Records from a data source:

--- START ---

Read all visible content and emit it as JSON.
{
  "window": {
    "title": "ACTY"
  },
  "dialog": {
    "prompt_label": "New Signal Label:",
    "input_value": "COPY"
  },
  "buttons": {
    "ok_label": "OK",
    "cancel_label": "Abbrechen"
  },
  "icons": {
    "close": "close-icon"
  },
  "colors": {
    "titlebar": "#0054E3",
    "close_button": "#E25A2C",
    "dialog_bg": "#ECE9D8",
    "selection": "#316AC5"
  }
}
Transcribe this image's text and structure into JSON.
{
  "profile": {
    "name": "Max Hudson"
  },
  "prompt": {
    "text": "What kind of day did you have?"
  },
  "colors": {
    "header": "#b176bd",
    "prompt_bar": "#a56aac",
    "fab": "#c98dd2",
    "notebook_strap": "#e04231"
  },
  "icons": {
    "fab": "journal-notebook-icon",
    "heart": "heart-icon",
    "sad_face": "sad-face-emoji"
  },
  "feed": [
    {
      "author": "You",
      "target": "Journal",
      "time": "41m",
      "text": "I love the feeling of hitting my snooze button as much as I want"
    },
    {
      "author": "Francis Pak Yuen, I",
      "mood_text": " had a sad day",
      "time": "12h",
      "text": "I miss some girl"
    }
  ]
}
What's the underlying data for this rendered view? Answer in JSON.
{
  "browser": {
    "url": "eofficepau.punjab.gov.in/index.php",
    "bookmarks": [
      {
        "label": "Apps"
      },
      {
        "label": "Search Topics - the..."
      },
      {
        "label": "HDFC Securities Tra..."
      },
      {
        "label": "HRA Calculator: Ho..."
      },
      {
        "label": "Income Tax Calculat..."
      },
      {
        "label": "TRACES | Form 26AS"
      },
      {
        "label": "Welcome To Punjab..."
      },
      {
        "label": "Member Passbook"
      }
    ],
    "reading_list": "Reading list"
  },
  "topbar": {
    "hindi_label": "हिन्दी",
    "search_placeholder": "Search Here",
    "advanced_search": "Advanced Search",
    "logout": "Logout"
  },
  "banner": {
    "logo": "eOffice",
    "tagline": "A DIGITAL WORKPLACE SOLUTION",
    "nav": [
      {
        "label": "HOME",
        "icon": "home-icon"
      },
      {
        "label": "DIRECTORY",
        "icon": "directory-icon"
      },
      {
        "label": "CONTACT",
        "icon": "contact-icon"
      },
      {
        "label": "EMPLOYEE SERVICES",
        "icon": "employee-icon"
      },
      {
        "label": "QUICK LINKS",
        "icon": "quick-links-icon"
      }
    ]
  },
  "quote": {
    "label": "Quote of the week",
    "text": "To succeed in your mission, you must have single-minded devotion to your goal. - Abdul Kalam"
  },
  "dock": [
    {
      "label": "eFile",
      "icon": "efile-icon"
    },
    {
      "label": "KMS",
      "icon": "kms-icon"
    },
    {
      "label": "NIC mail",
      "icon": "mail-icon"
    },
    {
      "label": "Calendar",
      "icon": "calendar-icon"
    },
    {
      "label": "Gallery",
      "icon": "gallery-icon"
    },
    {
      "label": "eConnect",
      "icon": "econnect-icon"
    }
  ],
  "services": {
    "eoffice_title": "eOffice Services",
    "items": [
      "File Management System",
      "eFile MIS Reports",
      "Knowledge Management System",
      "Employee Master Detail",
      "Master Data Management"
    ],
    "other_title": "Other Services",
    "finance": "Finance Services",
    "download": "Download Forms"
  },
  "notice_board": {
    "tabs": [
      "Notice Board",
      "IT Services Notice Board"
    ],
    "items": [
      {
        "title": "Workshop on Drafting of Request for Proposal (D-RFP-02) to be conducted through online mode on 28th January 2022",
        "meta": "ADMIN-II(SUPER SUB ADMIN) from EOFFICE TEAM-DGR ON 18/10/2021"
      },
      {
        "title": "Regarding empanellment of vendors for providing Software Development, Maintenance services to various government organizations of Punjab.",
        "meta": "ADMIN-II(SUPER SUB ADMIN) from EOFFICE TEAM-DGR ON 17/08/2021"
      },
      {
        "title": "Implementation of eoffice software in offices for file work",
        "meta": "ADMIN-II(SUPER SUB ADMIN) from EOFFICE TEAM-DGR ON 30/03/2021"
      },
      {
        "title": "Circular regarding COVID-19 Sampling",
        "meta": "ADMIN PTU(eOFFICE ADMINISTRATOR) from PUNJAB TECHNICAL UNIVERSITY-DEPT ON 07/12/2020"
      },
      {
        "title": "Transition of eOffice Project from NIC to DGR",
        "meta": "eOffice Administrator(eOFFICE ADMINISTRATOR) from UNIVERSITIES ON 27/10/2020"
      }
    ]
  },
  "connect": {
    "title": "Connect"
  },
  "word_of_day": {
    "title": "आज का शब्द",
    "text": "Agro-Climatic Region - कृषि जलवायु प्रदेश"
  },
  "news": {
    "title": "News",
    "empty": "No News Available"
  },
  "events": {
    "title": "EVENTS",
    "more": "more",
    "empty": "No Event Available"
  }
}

--- END ---
--- START ---

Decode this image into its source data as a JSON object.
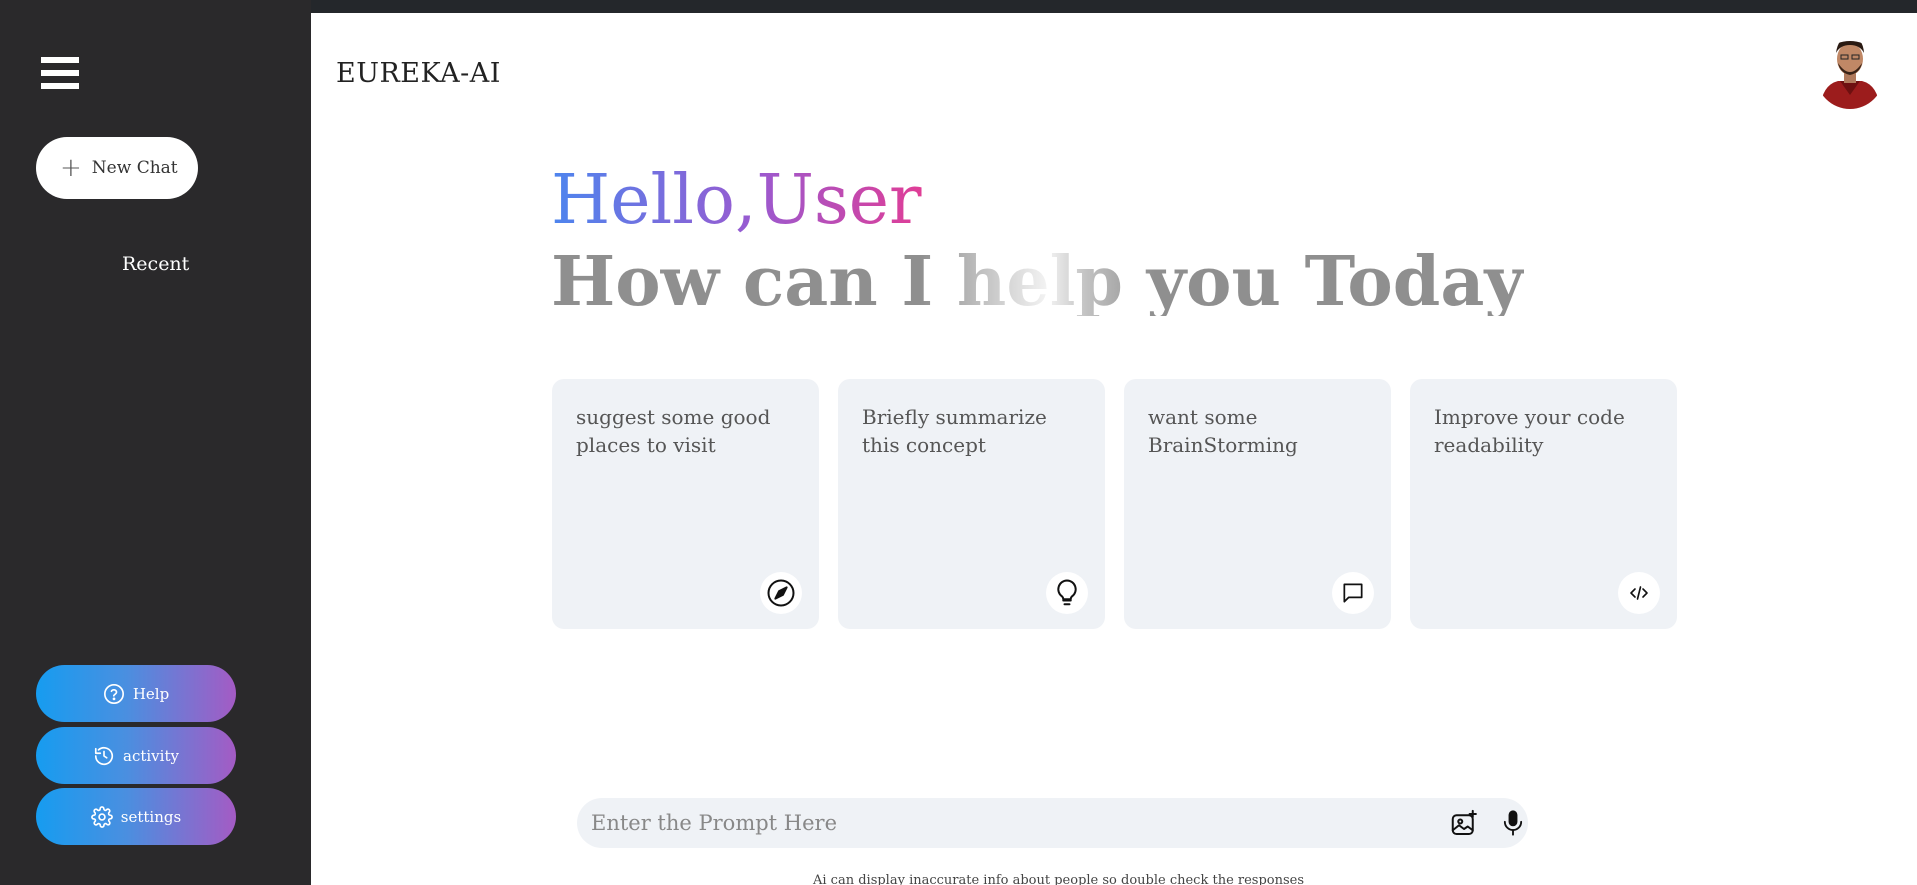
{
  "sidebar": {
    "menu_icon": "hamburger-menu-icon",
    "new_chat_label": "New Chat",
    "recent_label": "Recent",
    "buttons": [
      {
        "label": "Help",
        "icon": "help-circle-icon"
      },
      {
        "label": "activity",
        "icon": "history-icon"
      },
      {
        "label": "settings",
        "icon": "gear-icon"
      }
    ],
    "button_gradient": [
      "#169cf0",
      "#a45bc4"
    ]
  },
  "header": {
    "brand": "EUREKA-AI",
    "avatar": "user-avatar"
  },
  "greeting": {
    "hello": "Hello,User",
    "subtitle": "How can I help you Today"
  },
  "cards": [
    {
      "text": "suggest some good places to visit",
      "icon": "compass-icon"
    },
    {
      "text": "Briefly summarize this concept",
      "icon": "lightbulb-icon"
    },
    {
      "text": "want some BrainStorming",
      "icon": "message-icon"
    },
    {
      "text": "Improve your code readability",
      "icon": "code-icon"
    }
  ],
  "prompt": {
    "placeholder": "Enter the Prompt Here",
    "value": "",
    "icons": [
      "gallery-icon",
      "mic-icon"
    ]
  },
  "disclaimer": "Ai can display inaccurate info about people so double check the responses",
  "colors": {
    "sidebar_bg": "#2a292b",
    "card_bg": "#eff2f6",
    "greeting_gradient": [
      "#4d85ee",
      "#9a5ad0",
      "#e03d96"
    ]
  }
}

--- END ---

Required task
Identify the lines that hold the word "empty". Copy every one of them.

Exercise response
    "empty": "No News Available"
    "empty": "No Event Available"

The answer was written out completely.